## [WORK INSTRUCTIONS]
The records below need retyping in full; give them again exactly.

## [GIVEN RECORDS]
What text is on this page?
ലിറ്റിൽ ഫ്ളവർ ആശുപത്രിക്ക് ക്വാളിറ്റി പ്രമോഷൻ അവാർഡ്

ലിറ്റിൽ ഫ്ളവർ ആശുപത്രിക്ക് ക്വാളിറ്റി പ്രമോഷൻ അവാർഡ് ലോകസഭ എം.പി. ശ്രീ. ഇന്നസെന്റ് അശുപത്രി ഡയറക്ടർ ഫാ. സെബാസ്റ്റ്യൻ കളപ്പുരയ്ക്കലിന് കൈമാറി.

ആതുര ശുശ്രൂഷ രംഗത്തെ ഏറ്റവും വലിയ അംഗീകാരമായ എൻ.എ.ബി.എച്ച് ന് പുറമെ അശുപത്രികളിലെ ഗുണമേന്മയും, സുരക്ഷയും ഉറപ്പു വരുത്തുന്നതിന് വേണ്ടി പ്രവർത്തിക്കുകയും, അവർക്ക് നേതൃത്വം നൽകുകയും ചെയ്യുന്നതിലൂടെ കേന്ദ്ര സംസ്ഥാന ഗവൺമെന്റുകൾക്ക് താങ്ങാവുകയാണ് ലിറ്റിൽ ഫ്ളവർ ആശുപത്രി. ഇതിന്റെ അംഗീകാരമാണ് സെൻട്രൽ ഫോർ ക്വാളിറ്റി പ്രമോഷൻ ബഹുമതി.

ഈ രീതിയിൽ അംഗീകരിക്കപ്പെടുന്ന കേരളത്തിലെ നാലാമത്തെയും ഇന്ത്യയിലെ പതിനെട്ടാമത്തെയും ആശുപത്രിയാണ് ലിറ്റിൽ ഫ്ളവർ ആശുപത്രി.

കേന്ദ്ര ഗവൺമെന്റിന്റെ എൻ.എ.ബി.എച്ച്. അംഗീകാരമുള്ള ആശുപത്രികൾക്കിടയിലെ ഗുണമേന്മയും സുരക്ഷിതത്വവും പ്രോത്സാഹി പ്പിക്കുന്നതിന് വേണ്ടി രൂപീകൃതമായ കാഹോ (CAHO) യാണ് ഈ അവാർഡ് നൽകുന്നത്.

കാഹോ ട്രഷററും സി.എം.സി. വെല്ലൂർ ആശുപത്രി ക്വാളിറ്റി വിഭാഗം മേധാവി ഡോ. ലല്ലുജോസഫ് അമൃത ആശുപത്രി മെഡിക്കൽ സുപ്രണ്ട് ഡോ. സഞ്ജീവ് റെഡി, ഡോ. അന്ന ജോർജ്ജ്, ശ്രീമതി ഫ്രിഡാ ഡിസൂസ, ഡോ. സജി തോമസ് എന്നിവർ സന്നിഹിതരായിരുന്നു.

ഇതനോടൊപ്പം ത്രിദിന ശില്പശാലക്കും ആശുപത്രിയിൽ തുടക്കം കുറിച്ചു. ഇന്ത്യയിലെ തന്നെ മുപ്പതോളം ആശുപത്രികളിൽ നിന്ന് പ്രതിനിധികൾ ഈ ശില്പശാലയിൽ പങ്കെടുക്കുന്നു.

## [OUTPUT OF THE EXERCISE]
What text is on this page?
ലിറ്റിൽ ഫ്ളവർ ആശുപത്രിക്ക് ക്വാളിറ്റി പ്രമോഷൻ അവാർഡ്

ലിറ്റിൽ ഫ്ളവർ ആശുപത്രിക്ക് ക്വാളിറ്റി പ്രമോഷൻ അവാർഡ് ലോകസഭ എം.പി. ശ്രീ. ഇന്നസെന്റ് അശുപത്രി ഡയറക്ടർ ഫാ. സെബാസ്റ്റ്യൻ കളപ്പുരയ്ക്കലിന് കൈമാറി.

ആതുര ശുശ്രൂഷ രംഗത്തെ ഏറ്റവും വലിയ അംഗീകാരമായ എൻ.എ.ബി.എച്ച് ന് പുറമെ അശുപത്രികളിലെ ഗുണമേന്മയും, സുരക്ഷയും ഉറപ്പു വരുത്തുന്നതിന് വേണ്ടി പ്രവർത്തിക്കുകയും, അവർക്ക് നേതൃത്വം നൽകുകയും ചെയ്യുന്നതിലൂടെ കേന്ദ്ര സംസ്ഥാന ഗവൺമെന്റുകൾക്ക് താങ്ങാവുകയാണ് ലിറ്റിൽ ഫ്ളവർ ആശുപത്രി. ഇതിന്റെ അംഗീകാരമാണ് സെൻട്രൽ ഫോർ ക്വാളിറ്റി പ്രമോഷൻ ബഹുമതി.

ഈ രീതിയിൽ അംഗീകരിക്കപ്പെടുന്ന കേരളത്തിലെ നാലാമത്തെയും ഇന്ത്യയിലെ പതിനെട്ടാമത്തെയും ആശുപത്രിയാണ് ലിറ്റിൽ ഫ്ളവർ ആശുപത്രി.

കേന്ദ്ര ഗവൺമെന്റിന്റെ എൻ.എ.ബി.എച്ച്. അംഗീകാരമുള്ള ആശുപത്രികൾക്കിടയിലെ ഗുണമേന്മയും സുരക്ഷിതത്വവും പ്രോത്സാഹി പ്പിക്കുന്നതിന് വേണ്ടി രൂപീകൃതമായ കാഹോ (CAHO) യാണ് ഈ അവാർഡ് നൽകുന്നത്.

കാഹോ ട്രഷററും സി.എം.സി. വെല്ലൂർ ആശുപത്രി ക്വാളിറ്റി വിഭാഗം മേധാവി ഡോ. ലല്ലുജോസഫ് അമൃത ആശുപത്രി മെഡിക്കൽ സുപ്രണ്ട് ഡോ. സഞ്ജീവ് റെഡി, ഡോ. അന്ന ജോർജ്ജ്, ശ്രീമതി ഫ്രിഡാ ഡിസൂസ, ഡോ. സജി തോമസ് എന്നിവർ സന്നിഹിതരായിരുന്നു.

ഇതനോടൊപ്പം ത്രിദിന ശില്പശാലക്കും ആശുപത്രിയിൽ തുടക്കം കുറിച്ചു. ഇന്ത്യയിലെ തന്നെ മുപ്പതോളം ആശുപത്രികളിൽ നിന്ന് പ്രതിനിധികൾ ഈ ശില്പശാലയിൽ പങ്കെടുക്കുന്നു.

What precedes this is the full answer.